=== Exercise instructions ===
Find the word "Live" in the listing; pull out each line holding it.

=== Data ===

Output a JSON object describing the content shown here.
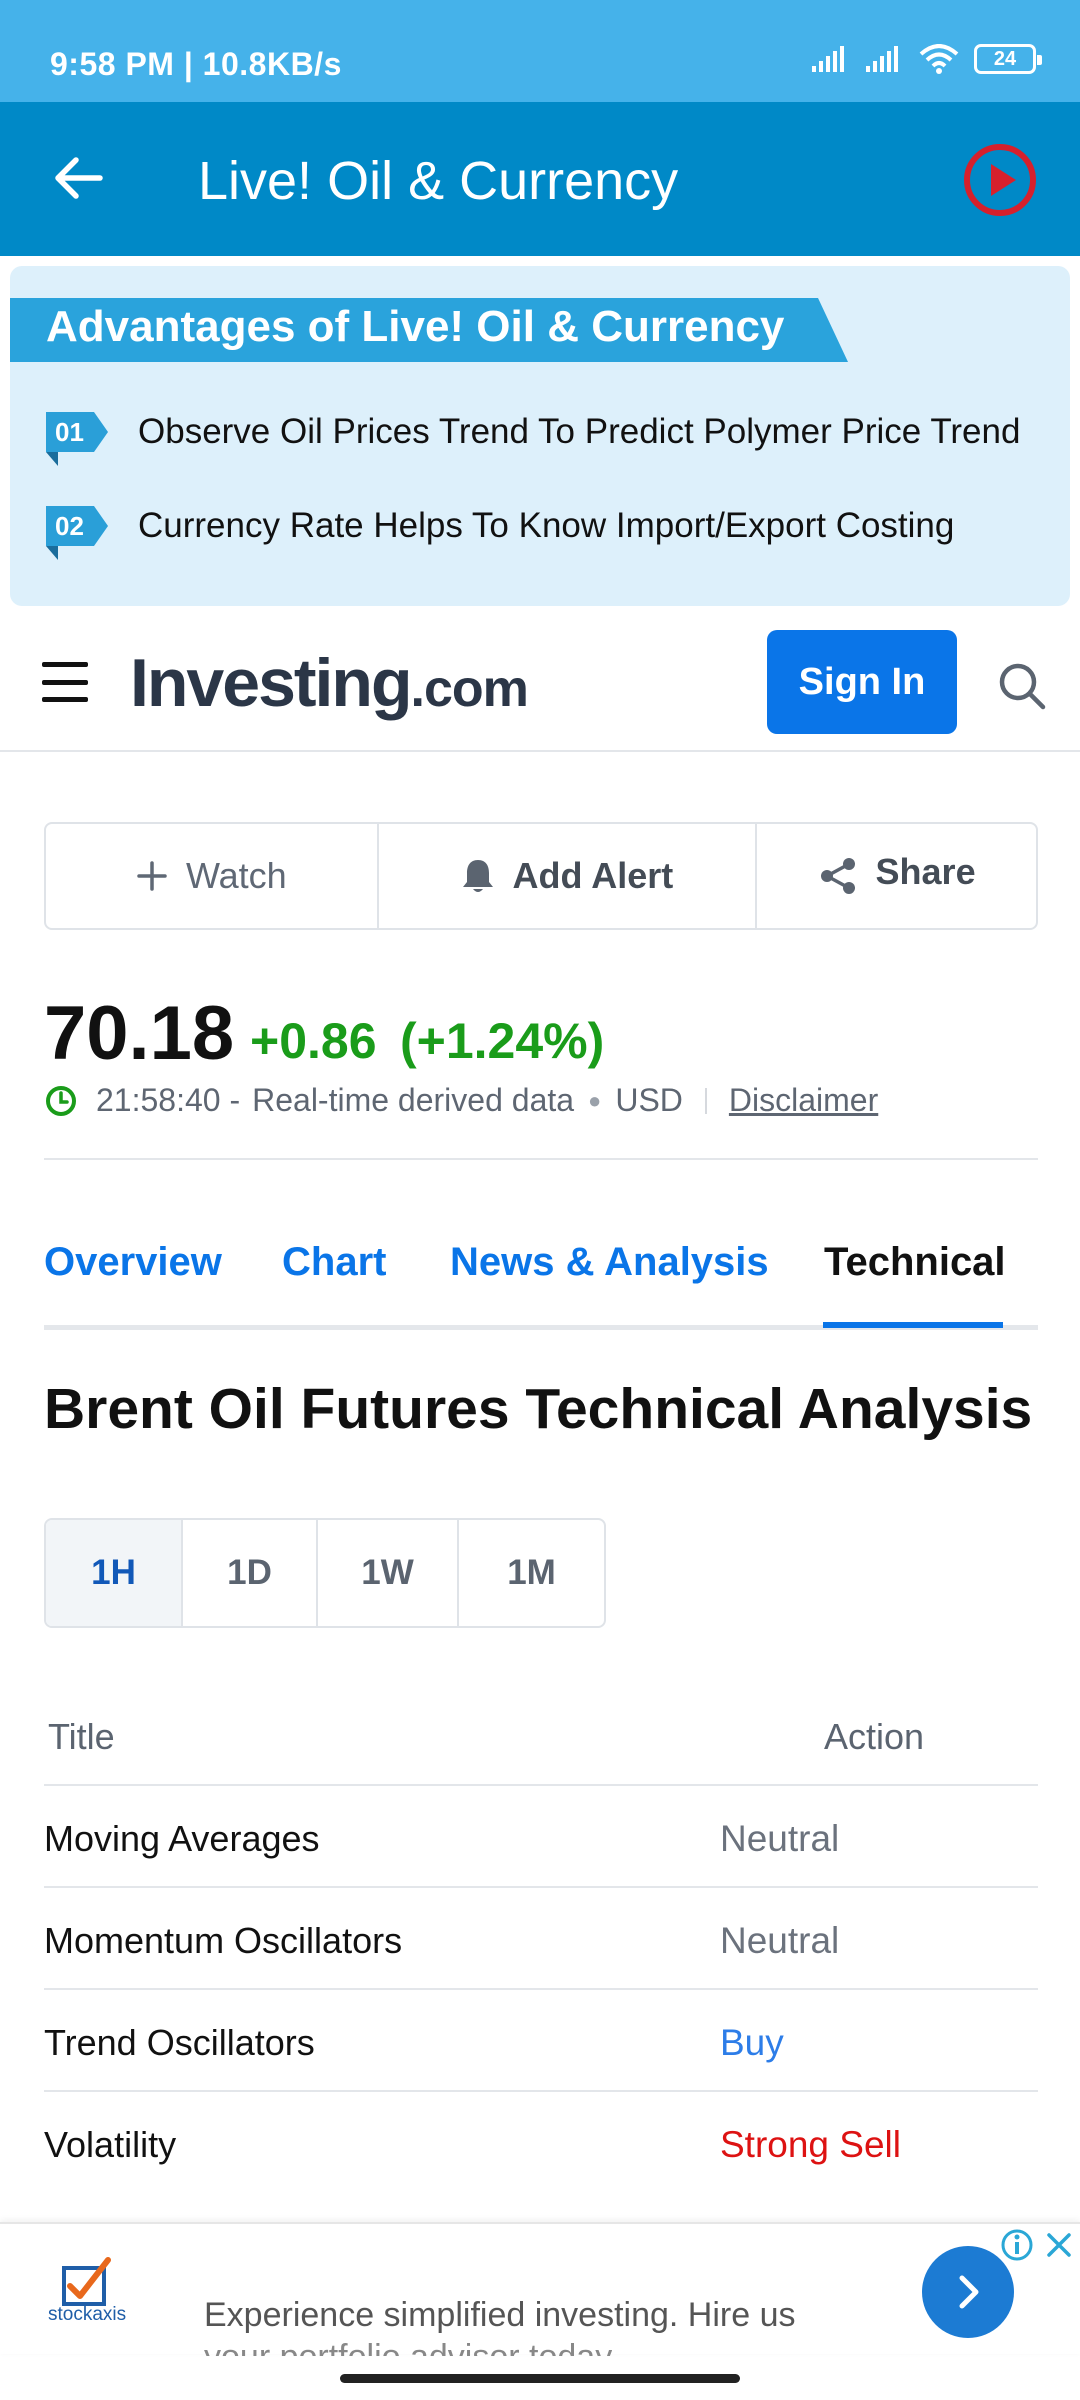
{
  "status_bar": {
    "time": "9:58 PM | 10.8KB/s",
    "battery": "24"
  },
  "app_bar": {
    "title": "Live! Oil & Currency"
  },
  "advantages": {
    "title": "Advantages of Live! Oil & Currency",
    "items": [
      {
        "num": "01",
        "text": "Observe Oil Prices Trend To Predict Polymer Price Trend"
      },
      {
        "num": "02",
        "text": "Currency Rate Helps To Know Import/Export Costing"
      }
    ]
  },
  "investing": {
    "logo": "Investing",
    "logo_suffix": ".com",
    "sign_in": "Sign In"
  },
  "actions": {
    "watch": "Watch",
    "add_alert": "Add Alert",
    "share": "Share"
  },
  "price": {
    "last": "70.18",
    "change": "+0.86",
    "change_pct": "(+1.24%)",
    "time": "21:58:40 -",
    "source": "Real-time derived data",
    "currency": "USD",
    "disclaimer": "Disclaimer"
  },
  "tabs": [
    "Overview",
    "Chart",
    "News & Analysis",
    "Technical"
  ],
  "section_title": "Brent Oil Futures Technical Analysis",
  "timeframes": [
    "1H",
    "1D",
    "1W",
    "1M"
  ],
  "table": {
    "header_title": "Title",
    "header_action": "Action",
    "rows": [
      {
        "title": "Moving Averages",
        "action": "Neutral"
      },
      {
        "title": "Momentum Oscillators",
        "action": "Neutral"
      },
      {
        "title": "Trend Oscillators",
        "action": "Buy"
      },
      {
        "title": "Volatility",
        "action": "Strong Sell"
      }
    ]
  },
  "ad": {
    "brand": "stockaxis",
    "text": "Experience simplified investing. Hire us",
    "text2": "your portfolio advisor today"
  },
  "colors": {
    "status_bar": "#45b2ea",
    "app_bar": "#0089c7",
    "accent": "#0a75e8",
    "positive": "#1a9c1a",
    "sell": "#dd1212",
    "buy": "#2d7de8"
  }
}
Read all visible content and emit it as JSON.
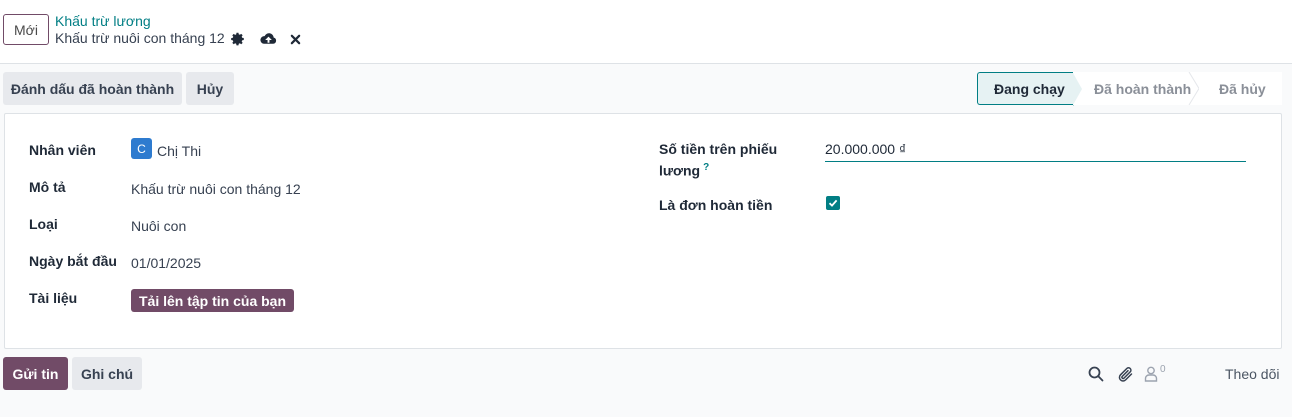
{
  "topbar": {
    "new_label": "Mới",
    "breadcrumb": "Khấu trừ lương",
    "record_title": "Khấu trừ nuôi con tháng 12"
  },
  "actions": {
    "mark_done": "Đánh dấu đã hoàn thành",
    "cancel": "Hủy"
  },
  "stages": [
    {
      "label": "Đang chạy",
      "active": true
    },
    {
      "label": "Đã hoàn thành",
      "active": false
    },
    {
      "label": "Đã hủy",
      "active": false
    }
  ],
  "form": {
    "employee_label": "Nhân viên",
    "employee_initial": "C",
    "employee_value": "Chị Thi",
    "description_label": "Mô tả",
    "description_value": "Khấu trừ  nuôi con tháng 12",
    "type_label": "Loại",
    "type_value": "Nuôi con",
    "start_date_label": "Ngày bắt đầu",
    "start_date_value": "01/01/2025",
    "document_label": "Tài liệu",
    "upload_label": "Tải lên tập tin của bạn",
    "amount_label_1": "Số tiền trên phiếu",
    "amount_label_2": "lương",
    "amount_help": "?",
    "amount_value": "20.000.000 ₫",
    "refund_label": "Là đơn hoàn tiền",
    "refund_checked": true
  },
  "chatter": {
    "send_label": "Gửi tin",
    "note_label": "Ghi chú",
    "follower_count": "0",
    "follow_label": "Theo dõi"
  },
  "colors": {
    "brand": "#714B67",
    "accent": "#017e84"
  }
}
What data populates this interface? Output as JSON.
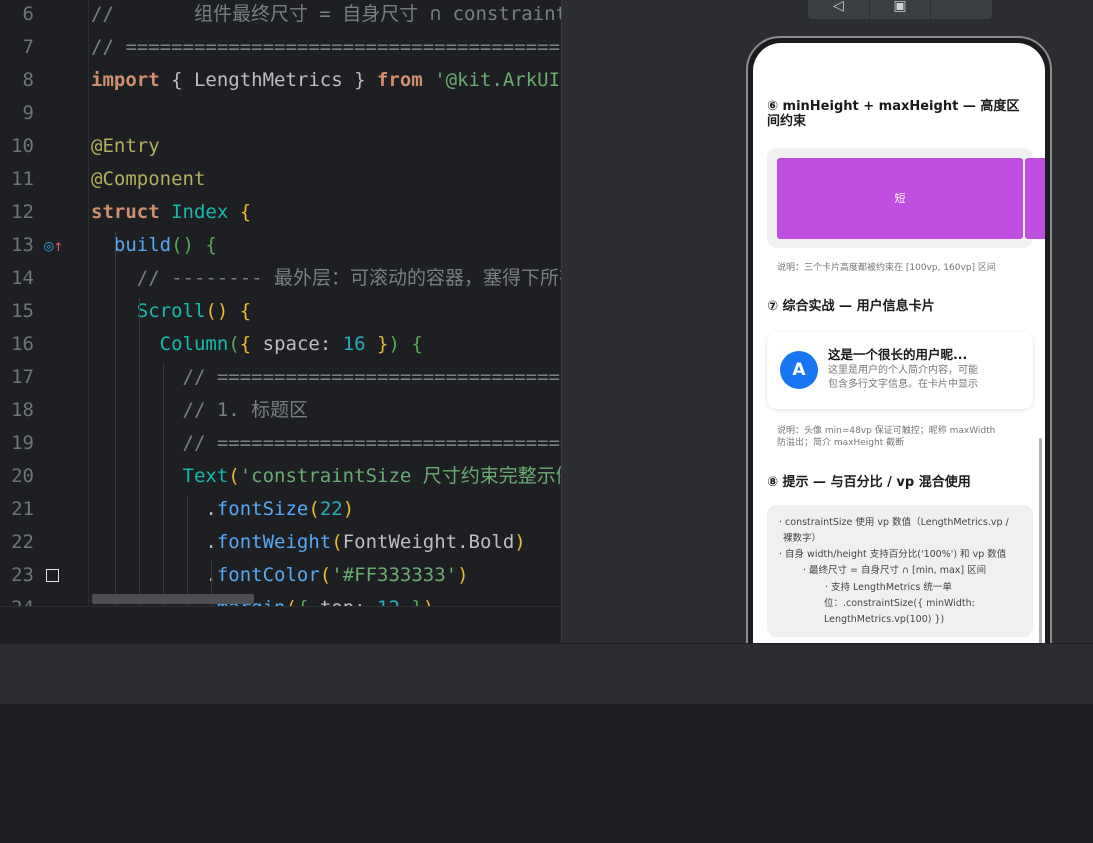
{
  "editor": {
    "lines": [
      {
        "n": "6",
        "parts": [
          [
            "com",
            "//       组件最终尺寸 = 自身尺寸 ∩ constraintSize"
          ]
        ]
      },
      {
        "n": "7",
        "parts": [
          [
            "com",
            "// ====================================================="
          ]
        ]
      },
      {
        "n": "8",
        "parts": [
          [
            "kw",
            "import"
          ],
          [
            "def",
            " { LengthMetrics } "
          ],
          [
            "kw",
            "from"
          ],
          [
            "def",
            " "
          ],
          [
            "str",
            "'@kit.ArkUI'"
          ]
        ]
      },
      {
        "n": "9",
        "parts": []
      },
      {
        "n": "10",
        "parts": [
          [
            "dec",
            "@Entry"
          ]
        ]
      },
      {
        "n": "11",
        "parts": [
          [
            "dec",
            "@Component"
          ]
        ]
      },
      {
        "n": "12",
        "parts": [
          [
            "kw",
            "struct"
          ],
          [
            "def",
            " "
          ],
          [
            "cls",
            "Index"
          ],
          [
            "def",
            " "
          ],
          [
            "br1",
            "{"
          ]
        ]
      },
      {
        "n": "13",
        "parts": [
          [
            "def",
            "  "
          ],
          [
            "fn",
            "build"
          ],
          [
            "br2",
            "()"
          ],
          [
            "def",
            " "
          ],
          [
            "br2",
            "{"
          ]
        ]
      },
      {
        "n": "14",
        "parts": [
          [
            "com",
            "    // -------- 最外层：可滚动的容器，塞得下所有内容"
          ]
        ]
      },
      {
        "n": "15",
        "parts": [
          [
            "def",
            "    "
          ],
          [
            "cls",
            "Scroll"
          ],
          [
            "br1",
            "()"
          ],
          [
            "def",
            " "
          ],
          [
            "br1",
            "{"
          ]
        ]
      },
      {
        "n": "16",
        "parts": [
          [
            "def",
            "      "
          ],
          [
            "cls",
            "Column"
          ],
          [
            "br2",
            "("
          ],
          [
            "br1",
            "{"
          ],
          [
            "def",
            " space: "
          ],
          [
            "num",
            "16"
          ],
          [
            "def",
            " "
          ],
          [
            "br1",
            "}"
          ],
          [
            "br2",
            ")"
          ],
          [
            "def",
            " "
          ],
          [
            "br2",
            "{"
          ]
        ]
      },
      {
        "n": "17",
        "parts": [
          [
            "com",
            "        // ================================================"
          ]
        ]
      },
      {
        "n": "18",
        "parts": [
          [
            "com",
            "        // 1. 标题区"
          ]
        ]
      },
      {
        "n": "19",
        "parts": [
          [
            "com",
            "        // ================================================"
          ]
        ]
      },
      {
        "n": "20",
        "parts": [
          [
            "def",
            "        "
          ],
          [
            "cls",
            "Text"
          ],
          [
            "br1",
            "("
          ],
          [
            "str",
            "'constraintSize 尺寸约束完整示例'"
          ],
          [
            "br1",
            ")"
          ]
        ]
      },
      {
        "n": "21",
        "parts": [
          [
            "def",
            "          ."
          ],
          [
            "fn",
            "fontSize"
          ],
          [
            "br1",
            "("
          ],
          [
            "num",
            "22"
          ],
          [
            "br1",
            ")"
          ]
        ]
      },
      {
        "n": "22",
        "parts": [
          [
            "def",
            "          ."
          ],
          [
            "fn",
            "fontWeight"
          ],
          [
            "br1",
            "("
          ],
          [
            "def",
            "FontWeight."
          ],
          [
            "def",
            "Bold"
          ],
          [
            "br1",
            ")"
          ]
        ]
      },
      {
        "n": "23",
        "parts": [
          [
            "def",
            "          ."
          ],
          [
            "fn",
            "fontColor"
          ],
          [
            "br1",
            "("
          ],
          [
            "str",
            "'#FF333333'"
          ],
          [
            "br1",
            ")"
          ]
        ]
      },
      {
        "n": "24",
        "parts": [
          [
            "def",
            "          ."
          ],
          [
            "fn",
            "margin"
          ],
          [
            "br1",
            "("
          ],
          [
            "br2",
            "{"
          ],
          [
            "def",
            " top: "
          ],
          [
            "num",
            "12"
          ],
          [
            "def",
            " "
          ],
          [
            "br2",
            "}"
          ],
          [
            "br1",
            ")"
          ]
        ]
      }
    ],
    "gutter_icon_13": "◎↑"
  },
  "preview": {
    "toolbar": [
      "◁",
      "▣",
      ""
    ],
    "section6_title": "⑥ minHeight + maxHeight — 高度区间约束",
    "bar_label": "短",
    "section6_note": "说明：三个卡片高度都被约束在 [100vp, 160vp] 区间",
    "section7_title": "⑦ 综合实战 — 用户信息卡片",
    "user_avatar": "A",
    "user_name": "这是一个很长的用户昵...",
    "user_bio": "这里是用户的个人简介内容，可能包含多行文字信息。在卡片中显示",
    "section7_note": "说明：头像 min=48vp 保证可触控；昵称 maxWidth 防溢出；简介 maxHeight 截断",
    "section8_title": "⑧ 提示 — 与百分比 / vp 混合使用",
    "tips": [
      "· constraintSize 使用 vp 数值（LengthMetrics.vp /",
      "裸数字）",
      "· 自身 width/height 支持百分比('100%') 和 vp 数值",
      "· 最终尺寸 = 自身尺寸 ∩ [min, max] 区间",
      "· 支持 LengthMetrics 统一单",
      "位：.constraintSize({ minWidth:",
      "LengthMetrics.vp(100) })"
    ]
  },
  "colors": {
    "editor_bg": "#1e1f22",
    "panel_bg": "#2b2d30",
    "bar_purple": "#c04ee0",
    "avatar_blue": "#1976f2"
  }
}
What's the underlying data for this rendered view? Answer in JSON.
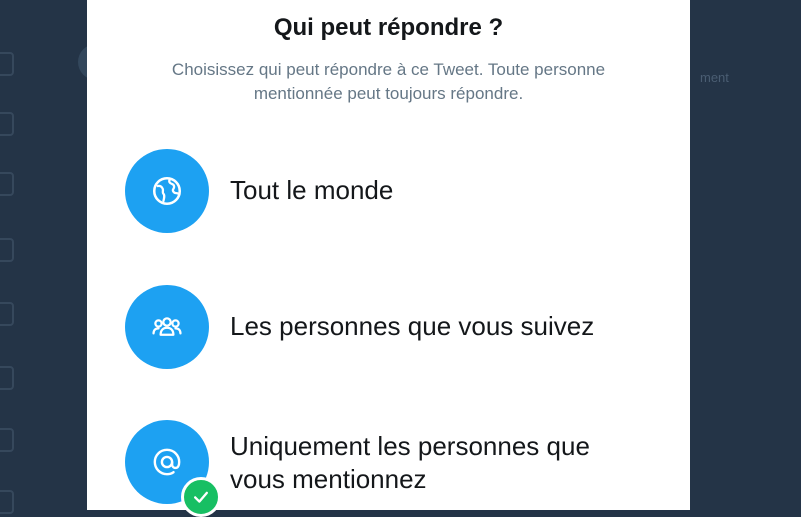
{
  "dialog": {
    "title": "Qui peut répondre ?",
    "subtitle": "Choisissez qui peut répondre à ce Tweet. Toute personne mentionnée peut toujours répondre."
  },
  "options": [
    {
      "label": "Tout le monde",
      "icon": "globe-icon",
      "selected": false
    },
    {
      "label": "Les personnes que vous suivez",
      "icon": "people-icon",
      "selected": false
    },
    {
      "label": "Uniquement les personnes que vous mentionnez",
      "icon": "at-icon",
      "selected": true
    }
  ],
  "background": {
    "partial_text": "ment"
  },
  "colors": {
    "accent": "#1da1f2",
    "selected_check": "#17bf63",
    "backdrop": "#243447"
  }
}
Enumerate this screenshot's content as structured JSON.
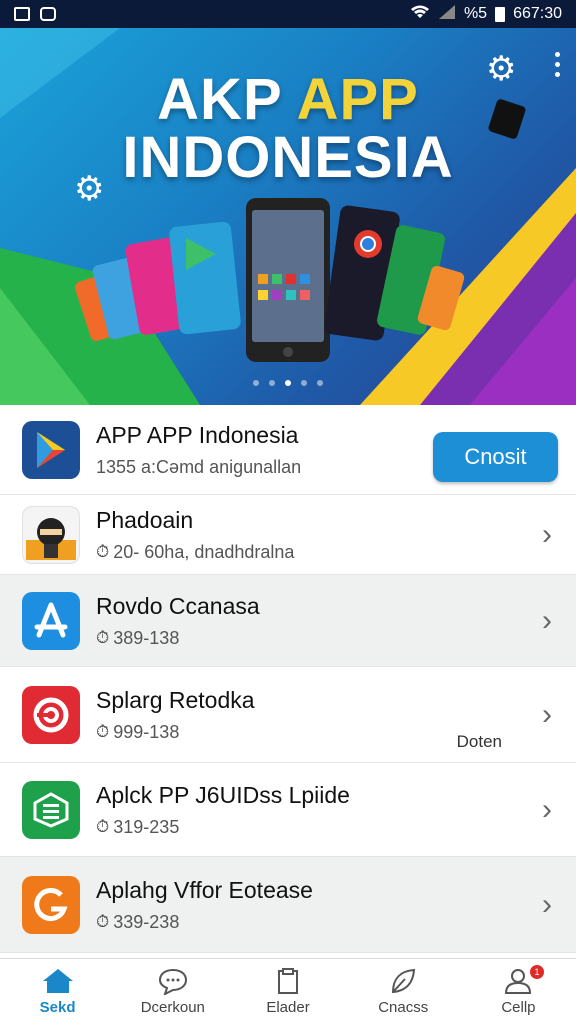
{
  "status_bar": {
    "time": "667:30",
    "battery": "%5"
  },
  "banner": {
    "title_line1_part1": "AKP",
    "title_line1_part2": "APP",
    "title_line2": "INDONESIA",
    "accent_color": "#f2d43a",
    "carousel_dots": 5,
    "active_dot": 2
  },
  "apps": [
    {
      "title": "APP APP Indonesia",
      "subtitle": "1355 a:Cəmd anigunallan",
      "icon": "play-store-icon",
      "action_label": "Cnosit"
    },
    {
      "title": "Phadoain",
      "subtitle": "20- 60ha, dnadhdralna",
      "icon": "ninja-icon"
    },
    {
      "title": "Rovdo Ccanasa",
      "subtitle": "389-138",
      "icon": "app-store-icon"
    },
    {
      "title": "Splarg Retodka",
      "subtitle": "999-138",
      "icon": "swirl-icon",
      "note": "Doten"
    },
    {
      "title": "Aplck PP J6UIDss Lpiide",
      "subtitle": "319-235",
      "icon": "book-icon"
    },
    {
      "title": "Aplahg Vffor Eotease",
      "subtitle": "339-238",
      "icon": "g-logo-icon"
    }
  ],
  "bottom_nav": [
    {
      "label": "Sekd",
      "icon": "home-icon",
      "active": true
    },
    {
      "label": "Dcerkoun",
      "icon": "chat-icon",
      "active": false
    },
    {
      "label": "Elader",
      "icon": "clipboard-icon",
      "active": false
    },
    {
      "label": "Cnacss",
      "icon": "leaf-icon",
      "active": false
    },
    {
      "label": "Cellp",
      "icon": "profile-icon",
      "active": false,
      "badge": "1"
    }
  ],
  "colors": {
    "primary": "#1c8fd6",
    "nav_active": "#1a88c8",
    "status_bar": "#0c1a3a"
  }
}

=== Result of the exercise ===
    "title": "Live! Oil & Currency"
    "title": "Advantages of Live! Oil & Currency",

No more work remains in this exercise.